_Given data_:
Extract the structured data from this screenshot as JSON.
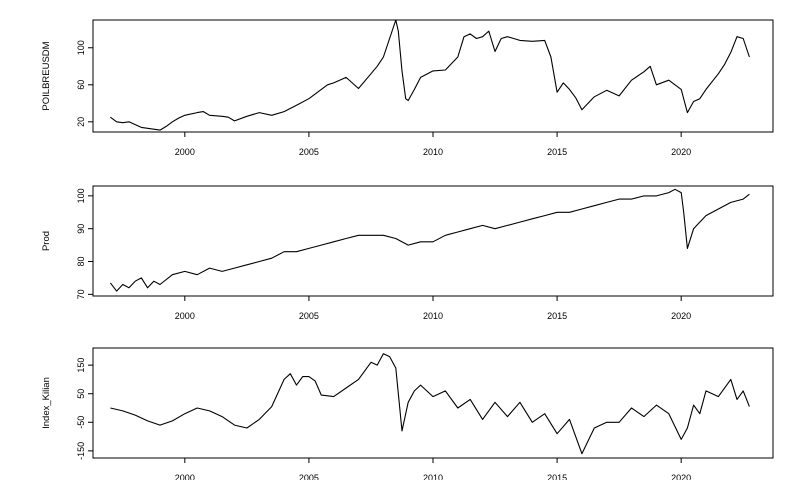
{
  "chart_data": [
    {
      "type": "line",
      "title": "",
      "xlabel": "",
      "ylabel": "POILBREUSDM",
      "xlim": [
        1996.3,
        2023.7
      ],
      "ylim": [
        9,
        130
      ],
      "xticks": [
        2000,
        2005,
        2010,
        2015,
        2020
      ],
      "xtick_labels": [
        "2000",
        "2005",
        "2010",
        "2015",
        "2020"
      ],
      "yticks": [
        20,
        60,
        100
      ],
      "ytick_labels": [
        "20",
        "60",
        "100"
      ],
      "grid": false,
      "series": [
        {
          "x": [
            1997.0,
            1997.25,
            1997.5,
            1997.75,
            1998.0,
            1998.25,
            1998.5,
            1998.75,
            1999.0,
            1999.25,
            1999.5,
            1999.75,
            2000.0,
            2000.5,
            2000.75,
            2001.0,
            2001.5,
            2001.75,
            2002.0,
            2002.5,
            2003.0,
            2003.5,
            2004.0,
            2004.5,
            2005.0,
            2005.5,
            2005.75,
            2006.0,
            2006.5,
            2007.0,
            2007.5,
            2007.75,
            2008.0,
            2008.25,
            2008.5,
            2008.6,
            2008.75,
            2008.9,
            2009.0,
            2009.25,
            2009.5,
            2010.0,
            2010.5,
            2011.0,
            2011.25,
            2011.5,
            2011.75,
            2012.0,
            2012.25,
            2012.5,
            2012.75,
            2013.0,
            2013.5,
            2014.0,
            2014.5,
            2014.75,
            2015.0,
            2015.25,
            2015.5,
            2015.75,
            2016.0,
            2016.5,
            2017.0,
            2017.5,
            2018.0,
            2018.5,
            2018.75,
            2019.0,
            2019.5,
            2019.75,
            2020.0,
            2020.25,
            2020.5,
            2020.75,
            2021.0,
            2021.5,
            2021.75,
            2022.0,
            2022.25,
            2022.5,
            2022.75
          ],
          "y": [
            25,
            20,
            19,
            20,
            17,
            14,
            13,
            12,
            11,
            15,
            20,
            24,
            27,
            30,
            31,
            27,
            26,
            25,
            21,
            26,
            30,
            27,
            31,
            38,
            45,
            55,
            60,
            62,
            68,
            56,
            72,
            80,
            90,
            110,
            130,
            118,
            75,
            45,
            43,
            55,
            68,
            75,
            76,
            90,
            112,
            115,
            110,
            112,
            118,
            96,
            110,
            112,
            108,
            107,
            108,
            90,
            52,
            62,
            55,
            46,
            33,
            47,
            54,
            48,
            65,
            74,
            80,
            60,
            65,
            60,
            55,
            30,
            42,
            45,
            55,
            72,
            82,
            95,
            112,
            110,
            90
          ]
        }
      ]
    },
    {
      "type": "line",
      "title": "",
      "xlabel": "",
      "ylabel": "Prod",
      "xlim": [
        1996.3,
        2023.7
      ],
      "ylim": [
        69.5,
        103
      ],
      "xticks": [
        2000,
        2005,
        2010,
        2015,
        2020
      ],
      "xtick_labels": [
        "2000",
        "2005",
        "2010",
        "2015",
        "2020"
      ],
      "yticks": [
        70,
        80,
        90,
        100
      ],
      "ytick_labels": [
        "70",
        "80",
        "90",
        "100"
      ],
      "grid": false,
      "series": [
        {
          "x": [
            1997.0,
            1997.25,
            1997.5,
            1997.75,
            1998.0,
            1998.25,
            1998.5,
            1998.75,
            1999.0,
            1999.5,
            2000.0,
            2000.5,
            2001.0,
            2001.5,
            2002.0,
            2002.5,
            2003.0,
            2003.5,
            2004.0,
            2004.5,
            2005.0,
            2005.5,
            2006.0,
            2006.5,
            2007.0,
            2007.5,
            2008.0,
            2008.5,
            2009.0,
            2009.5,
            2010.0,
            2010.5,
            2011.0,
            2011.5,
            2012.0,
            2012.5,
            2013.0,
            2013.5,
            2014.0,
            2014.5,
            2015.0,
            2015.5,
            2016.0,
            2016.5,
            2017.0,
            2017.5,
            2018.0,
            2018.5,
            2019.0,
            2019.5,
            2019.75,
            2020.0,
            2020.1,
            2020.25,
            2020.5,
            2020.75,
            2021.0,
            2021.5,
            2022.0,
            2022.5,
            2022.75
          ],
          "y": [
            73.5,
            71,
            73,
            72,
            74,
            75,
            72,
            74,
            73,
            76,
            77,
            76,
            78,
            77,
            78,
            79,
            80,
            81,
            83,
            83,
            84,
            85,
            86,
            87,
            88,
            88,
            88,
            87,
            85,
            86,
            86,
            88,
            89,
            90,
            91,
            90,
            91,
            92,
            93,
            94,
            95,
            95,
            96,
            97,
            98,
            99,
            99,
            100,
            100,
            101,
            102,
            101,
            95,
            84,
            90,
            92,
            94,
            96,
            98,
            99,
            100.5
          ]
        }
      ]
    },
    {
      "type": "line",
      "title": "",
      "xlabel": "",
      "ylabel": "Index_Kilian",
      "xlim": [
        1996.3,
        2023.7
      ],
      "ylim": [
        -175,
        210
      ],
      "xticks": [
        2000,
        2005,
        2010,
        2015,
        2020
      ],
      "xtick_labels": [
        "2000",
        "2005",
        "2010",
        "2015",
        "2020"
      ],
      "yticks": [
        -150,
        -50,
        50,
        150
      ],
      "ytick_labels": [
        "-150",
        "-50",
        "50",
        "150"
      ],
      "grid": false,
      "series": [
        {
          "x": [
            1997.0,
            1997.5,
            1998.0,
            1998.5,
            1999.0,
            1999.5,
            2000.0,
            2000.5,
            2001.0,
            2001.5,
            2002.0,
            2002.5,
            2003.0,
            2003.5,
            2004.0,
            2004.25,
            2004.5,
            2004.75,
            2005.0,
            2005.25,
            2005.5,
            2006.0,
            2006.5,
            2007.0,
            2007.5,
            2007.75,
            2008.0,
            2008.25,
            2008.5,
            2008.75,
            2009.0,
            2009.25,
            2009.5,
            2010.0,
            2010.5,
            2011.0,
            2011.5,
            2012.0,
            2012.5,
            2013.0,
            2013.5,
            2014.0,
            2014.5,
            2015.0,
            2015.5,
            2016.0,
            2016.5,
            2017.0,
            2017.5,
            2018.0,
            2018.5,
            2019.0,
            2019.5,
            2020.0,
            2020.25,
            2020.5,
            2020.75,
            2021.0,
            2021.5,
            2022.0,
            2022.25,
            2022.5,
            2022.75
          ],
          "y": [
            0,
            -10,
            -25,
            -45,
            -60,
            -45,
            -20,
            0,
            -10,
            -30,
            -60,
            -70,
            -40,
            5,
            100,
            120,
            80,
            110,
            110,
            95,
            45,
            40,
            70,
            100,
            160,
            150,
            190,
            180,
            140,
            -80,
            20,
            60,
            80,
            40,
            60,
            0,
            30,
            -40,
            20,
            -30,
            20,
            -50,
            -20,
            -90,
            -40,
            -160,
            -70,
            -50,
            -50,
            0,
            -30,
            10,
            -20,
            -110,
            -70,
            10,
            -20,
            60,
            40,
            100,
            30,
            60,
            5
          ]
        }
      ]
    }
  ]
}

_The problem_:
Identify every line above that includes the word "ylabel", and show those lines.

_Solution to this exercise_:
      "ylabel": "POILBREUSDM",
      "ylabel": "Prod",
      "ylabel": "Index_Kilian",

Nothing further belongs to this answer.